## What you will do
Lines from the one containing "Enumerate this screenshot's" through the end of the data are to be returned exactly, and no others.

Collected data entries:
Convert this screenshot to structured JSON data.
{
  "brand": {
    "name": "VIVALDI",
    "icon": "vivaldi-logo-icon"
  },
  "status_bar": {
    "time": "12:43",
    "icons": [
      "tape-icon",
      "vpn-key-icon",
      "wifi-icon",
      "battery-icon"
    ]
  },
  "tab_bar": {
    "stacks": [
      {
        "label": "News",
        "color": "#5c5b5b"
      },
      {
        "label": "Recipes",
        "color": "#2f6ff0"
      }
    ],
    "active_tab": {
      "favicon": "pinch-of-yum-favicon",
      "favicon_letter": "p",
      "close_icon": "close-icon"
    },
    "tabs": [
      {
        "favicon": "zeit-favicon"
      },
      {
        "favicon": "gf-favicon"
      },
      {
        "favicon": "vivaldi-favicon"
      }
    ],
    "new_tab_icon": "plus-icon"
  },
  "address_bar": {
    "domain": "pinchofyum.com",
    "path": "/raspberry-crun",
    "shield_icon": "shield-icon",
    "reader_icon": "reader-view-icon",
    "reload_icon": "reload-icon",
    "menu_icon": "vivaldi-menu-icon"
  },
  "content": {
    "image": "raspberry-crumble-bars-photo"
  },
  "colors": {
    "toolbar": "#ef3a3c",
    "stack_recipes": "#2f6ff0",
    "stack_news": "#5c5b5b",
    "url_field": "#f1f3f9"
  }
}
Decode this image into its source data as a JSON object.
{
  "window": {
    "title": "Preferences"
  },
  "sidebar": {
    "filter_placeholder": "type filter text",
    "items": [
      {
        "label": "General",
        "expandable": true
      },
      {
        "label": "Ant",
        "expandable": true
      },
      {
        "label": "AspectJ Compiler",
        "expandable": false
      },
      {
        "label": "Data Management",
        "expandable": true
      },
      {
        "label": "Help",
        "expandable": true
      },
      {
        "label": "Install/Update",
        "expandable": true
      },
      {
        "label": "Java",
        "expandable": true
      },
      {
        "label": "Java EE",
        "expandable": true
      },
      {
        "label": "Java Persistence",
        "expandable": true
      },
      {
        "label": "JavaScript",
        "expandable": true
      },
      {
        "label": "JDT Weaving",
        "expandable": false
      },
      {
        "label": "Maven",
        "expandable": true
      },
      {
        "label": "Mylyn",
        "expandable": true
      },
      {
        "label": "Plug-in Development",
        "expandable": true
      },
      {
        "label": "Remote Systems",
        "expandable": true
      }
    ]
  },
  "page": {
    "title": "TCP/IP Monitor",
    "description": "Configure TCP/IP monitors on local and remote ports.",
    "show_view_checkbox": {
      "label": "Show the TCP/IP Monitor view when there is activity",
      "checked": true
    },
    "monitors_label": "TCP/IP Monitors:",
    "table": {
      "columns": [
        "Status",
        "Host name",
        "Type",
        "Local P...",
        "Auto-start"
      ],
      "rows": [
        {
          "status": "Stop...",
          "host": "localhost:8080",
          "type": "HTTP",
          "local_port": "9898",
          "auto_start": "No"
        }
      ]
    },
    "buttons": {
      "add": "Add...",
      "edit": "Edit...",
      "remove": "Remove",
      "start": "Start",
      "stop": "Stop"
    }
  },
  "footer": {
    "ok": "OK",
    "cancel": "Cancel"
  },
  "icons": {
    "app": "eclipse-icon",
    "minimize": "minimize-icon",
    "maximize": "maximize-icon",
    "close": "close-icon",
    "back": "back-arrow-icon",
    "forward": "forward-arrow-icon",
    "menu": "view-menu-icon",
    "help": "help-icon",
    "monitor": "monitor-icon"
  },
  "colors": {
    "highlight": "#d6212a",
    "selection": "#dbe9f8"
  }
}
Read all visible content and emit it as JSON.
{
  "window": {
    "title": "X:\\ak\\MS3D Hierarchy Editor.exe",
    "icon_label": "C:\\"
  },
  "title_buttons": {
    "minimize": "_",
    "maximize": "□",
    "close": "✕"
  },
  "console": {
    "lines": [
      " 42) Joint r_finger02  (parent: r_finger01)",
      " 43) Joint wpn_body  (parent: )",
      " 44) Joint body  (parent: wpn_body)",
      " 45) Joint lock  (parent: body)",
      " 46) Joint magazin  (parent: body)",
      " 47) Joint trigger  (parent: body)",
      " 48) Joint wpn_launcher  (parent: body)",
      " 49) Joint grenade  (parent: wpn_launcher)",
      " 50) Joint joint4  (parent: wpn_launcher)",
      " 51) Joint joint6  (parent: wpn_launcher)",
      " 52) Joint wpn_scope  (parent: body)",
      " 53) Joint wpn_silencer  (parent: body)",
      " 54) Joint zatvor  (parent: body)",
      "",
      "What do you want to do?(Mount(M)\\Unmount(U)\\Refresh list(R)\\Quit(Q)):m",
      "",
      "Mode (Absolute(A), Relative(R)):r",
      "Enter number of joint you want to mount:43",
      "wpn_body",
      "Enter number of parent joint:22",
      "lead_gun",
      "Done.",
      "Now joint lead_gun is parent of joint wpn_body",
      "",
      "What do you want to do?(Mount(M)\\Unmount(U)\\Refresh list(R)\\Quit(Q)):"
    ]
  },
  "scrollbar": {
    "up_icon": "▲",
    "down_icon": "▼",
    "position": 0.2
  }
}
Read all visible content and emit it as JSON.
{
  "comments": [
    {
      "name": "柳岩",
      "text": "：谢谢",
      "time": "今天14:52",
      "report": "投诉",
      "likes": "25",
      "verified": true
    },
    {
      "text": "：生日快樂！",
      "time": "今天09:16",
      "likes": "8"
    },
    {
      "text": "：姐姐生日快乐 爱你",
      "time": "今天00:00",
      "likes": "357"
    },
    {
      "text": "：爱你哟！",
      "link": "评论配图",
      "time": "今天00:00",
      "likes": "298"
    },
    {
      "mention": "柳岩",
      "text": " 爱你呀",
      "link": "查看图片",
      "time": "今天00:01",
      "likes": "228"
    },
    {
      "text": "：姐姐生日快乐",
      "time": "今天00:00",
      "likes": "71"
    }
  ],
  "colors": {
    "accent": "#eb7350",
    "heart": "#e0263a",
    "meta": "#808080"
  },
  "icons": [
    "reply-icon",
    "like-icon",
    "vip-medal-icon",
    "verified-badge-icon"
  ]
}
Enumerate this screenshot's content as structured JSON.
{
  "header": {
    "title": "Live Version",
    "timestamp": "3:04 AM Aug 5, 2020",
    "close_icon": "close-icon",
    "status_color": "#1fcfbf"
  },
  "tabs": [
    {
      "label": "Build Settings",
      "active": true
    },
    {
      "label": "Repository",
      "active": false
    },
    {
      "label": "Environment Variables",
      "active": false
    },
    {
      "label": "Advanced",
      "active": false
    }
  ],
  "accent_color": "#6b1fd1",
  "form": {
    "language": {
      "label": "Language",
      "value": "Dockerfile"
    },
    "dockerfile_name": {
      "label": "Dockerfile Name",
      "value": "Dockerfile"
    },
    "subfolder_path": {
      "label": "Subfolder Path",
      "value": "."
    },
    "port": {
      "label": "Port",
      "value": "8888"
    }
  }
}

## Exercise result
Enumerate this screenshot's content as structured JSON.
{
  "header": {
    "title": "Live Version",
    "timestamp": "3:04 AM Aug 5, 2020",
    "close_icon": "close-icon",
    "status_color": "#1fcfbf"
  },
  "tabs": [
    {
      "label": "Build Settings",
      "active": true
    },
    {
      "label": "Repository",
      "active": false
    },
    {
      "label": "Environment Variables",
      "active": false
    },
    {
      "label": "Advanced",
      "active": false
    }
  ],
  "accent_color": "#6b1fd1",
  "form": {
    "language": {
      "label": "Language",
      "value": "Dockerfile"
    },
    "dockerfile_name": {
      "label": "Dockerfile Name",
      "value": "Dockerfile"
    },
    "subfolder_path": {
      "label": "Subfolder Path",
      "value": "."
    },
    "port": {
      "label": "Port",
      "value": "8888"
    }
  }
}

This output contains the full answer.